(What to produce):
Look through the data below. Pick out the lines holding the string "Temperature".

## begin Records for this exercise

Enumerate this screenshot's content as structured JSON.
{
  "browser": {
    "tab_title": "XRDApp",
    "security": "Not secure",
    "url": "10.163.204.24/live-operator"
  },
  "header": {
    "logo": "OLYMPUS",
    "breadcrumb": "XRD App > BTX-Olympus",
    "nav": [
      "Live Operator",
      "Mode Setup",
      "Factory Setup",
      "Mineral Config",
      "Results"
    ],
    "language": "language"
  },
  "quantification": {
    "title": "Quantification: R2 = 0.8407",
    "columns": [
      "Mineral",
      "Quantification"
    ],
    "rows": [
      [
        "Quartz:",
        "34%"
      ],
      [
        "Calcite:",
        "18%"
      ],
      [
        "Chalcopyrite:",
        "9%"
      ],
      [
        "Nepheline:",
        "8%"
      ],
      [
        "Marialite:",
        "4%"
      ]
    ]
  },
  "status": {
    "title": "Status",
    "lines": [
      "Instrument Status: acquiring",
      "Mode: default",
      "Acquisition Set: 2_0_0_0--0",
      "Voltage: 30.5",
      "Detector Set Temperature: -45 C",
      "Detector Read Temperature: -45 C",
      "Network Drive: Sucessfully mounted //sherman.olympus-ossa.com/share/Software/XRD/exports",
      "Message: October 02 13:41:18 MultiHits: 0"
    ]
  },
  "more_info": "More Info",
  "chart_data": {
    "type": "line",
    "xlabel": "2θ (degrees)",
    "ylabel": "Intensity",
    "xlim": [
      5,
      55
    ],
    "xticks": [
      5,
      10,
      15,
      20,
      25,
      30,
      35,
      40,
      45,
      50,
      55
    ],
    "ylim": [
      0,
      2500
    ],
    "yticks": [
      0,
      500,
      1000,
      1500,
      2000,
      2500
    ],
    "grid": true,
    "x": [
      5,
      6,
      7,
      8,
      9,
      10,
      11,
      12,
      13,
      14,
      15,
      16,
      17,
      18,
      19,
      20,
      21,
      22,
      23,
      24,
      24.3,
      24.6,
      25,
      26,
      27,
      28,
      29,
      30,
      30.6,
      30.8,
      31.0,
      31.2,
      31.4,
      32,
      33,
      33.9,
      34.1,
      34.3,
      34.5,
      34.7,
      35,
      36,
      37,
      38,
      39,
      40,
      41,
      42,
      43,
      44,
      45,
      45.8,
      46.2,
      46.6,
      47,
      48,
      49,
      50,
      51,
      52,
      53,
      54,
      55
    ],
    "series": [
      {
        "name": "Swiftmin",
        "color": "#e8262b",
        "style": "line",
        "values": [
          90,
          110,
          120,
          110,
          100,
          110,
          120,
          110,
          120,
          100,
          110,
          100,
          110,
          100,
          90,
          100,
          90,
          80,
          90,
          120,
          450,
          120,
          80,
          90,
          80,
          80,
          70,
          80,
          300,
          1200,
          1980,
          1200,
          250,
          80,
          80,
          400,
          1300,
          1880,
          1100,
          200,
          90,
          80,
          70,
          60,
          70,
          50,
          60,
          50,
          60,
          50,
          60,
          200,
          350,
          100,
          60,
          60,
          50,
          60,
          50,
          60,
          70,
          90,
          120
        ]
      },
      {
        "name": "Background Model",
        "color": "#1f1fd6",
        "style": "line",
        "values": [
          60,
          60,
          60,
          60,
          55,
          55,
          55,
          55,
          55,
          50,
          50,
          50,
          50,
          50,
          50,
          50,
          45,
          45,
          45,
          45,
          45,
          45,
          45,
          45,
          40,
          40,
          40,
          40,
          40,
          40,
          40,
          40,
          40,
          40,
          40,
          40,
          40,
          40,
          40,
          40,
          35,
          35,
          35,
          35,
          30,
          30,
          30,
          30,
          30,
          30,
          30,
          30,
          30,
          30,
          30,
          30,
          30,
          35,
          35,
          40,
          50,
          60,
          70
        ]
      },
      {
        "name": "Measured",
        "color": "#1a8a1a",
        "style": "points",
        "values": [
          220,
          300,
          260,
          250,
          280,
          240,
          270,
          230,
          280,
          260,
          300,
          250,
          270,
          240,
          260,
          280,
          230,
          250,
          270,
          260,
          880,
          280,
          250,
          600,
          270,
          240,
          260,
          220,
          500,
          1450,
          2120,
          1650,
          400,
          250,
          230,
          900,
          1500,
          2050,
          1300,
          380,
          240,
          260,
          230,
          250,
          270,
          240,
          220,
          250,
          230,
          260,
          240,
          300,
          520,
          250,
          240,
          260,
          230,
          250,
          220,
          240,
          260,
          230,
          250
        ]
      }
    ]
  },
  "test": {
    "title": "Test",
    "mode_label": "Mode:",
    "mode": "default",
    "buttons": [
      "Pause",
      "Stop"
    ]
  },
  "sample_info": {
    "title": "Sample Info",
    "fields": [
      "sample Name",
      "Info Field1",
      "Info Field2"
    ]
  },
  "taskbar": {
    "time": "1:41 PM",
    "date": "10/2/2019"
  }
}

## end Records for this exercise

(Result of this task):
      "Detector Set Temperature: -45 C",
      "Detector Read Temperature: -45 C",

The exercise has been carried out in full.